→ **Records to process**:

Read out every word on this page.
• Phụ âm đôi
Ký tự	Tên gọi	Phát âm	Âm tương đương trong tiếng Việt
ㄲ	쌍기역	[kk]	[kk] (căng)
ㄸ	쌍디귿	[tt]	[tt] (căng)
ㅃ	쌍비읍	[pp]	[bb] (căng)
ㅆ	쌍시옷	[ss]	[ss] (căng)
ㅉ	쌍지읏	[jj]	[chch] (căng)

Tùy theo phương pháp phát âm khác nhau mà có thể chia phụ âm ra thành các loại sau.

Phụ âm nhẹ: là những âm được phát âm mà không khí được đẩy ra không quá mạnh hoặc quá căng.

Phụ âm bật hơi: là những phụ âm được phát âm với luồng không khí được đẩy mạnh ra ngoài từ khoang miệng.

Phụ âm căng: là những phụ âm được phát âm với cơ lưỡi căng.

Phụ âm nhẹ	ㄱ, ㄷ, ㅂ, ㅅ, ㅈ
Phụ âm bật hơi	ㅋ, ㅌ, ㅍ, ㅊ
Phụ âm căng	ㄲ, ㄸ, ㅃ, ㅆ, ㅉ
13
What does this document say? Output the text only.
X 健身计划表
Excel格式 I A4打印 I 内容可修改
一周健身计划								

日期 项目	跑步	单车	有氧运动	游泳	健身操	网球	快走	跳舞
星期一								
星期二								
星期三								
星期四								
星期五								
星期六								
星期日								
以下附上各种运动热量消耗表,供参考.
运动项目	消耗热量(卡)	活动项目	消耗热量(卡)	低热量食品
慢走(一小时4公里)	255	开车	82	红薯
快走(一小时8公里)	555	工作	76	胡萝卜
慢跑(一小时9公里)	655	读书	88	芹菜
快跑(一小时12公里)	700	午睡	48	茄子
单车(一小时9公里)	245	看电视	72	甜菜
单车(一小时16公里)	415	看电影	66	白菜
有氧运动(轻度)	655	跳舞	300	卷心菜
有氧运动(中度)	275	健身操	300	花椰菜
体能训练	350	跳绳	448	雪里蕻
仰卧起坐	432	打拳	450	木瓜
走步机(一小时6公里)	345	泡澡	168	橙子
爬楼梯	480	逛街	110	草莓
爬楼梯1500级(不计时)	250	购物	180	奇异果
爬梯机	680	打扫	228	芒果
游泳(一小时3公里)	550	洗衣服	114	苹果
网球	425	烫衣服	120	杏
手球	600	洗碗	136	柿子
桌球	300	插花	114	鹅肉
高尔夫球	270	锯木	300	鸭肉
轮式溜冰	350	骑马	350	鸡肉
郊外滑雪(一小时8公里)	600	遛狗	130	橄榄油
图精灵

→ **Written task**: Write out every line of the material again, exactly as it reads.

→ **Task solution**:
Read out every word on this page.
• Phụ âm đôi
Ký tự	Tên gọi	Phát âm	Âm tương đương trong tiếng Việt
ㄲ	쌍기역	[kk]	[kk] (căng)
ㄸ	쌍디귿	[tt]	[tt] (căng)
ㅃ	쌍비읍	[pp]	[bb] (căng)
ㅆ	쌍시옷	[ss]	[ss] (căng)
ㅉ	쌍지읏	[jj]	[chch] (căng)

Tùy theo phương pháp phát âm khác nhau mà có thể chia phụ âm ra thành các loại sau.

Phụ âm nhẹ: là những âm được phát âm mà không khí được đẩy ra không quá mạnh hoặc quá căng.

Phụ âm bật hơi: là những phụ âm được phát âm với luồng không khí được đẩy mạnh ra ngoài từ khoang miệng.

Phụ âm căng: là những phụ âm được phát âm với cơ lưỡi căng.

Phụ âm nhẹ	ㄱ, ㄷ, ㅂ, ㅅ, ㅈ
Phụ âm bật hơi	ㅋ, ㅌ, ㅍ, ㅊ
Phụ âm căng	ㄲ, ㄸ, ㅃ, ㅆ, ㅉ
13
What does this document say? Output the text only.
X 健身计划表
Excel格式 I A4打印 I 内容可修改
一周健身计划								

日期 项目	跑步	单车	有氧运动	游泳	健身操	网球	快走	跳舞
星期一								
星期二								
星期三								
星期四								
星期五								
星期六								
星期日								
以下附上各种运动热量消耗表,供参考.
运动项目	消耗热量(卡)	活动项目	消耗热量(卡)	低热量食品
慢走(一小时4公里)	255	开车	82	红薯
快走(一小时8公里)	555	工作	76	胡萝卜
慢跑(一小时9公里)	655	读书	88	芹菜
快跑(一小时12公里)	700	午睡	48	茄子
单车(一小时9公里)	245	看电视	72	甜菜
单车(一小时16公里)	415	看电影	66	白菜
有氧运动(轻度)	655	跳舞	300	卷心菜
有氧运动(中度)	275	健身操	300	花椰菜
体能训练	350	跳绳	448	雪里蕻
仰卧起坐	432	打拳	450	木瓜
走步机(一小时6公里)	345	泡澡	168	橙子
爬楼梯	480	逛街	110	草莓
爬楼梯1500级(不计时)	250	购物	180	奇异果
爬梯机	680	打扫	228	芒果
游泳(一小时3公里)	550	洗衣服	114	苹果
网球	425	烫衣服	120	杏
手球	600	洗碗	136	柿子
桌球	300	插花	114	鹅肉
高尔夫球	270	锯木	300	鸭肉
轮式溜冰	350	骑马	350	鸡肉
郊外滑雪(一小时8公里)	600	遛狗	130	橄榄油
图精灵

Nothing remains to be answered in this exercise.